▶ EXERCISE TASK
Reproduce every entry that follows word for word, but omit the images.

Begin SUPPLIED DATA

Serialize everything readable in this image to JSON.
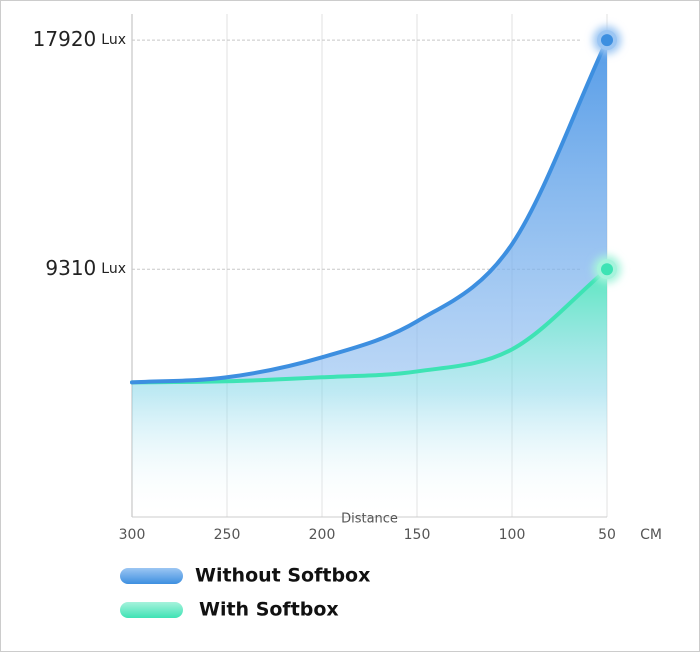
{
  "chart_data": {
    "type": "area",
    "x": [
      300,
      250,
      200,
      150,
      100,
      50
    ],
    "xlim": [
      300,
      50
    ],
    "xticks": [
      300,
      250,
      200,
      150,
      100,
      50
    ],
    "x_label": "Distance",
    "x_unit": "CM",
    "ylim": [
      0,
      18900
    ],
    "yticks": [
      {
        "value": 9310,
        "label": "9310"
      },
      {
        "value": 17920,
        "label": "17920"
      }
    ],
    "y_unit": "Lux",
    "grid": true,
    "series": [
      {
        "name": "Without Softbox",
        "color": "#3d8fe0",
        "values": [
          5060,
          5250,
          6000,
          7350,
          10250,
          17920
        ]
      },
      {
        "name": "With Softbox",
        "color": "#3ee3b4",
        "values": [
          5060,
          5100,
          5250,
          5470,
          6300,
          9310
        ]
      }
    ],
    "legend": "bottom-left"
  }
}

End SUPPLIED DATA

▶ OUTPUT FOR THIS TASK
Serialize everything readable in this image to JSON.
{
  "chart_data": {
    "type": "area",
    "x": [
      300,
      250,
      200,
      150,
      100,
      50
    ],
    "xlim": [
      300,
      50
    ],
    "xticks": [
      300,
      250,
      200,
      150,
      100,
      50
    ],
    "x_label": "Distance",
    "x_unit": "CM",
    "ylim": [
      0,
      18900
    ],
    "yticks": [
      {
        "value": 9310,
        "label": "9310"
      },
      {
        "value": 17920,
        "label": "17920"
      }
    ],
    "y_unit": "Lux",
    "grid": true,
    "series": [
      {
        "name": "Without Softbox",
        "color": "#3d8fe0",
        "values": [
          5060,
          5250,
          6000,
          7350,
          10250,
          17920
        ]
      },
      {
        "name": "With Softbox",
        "color": "#3ee3b4",
        "values": [
          5060,
          5100,
          5250,
          5470,
          6300,
          9310
        ]
      }
    ],
    "legend": "bottom-left"
  }
}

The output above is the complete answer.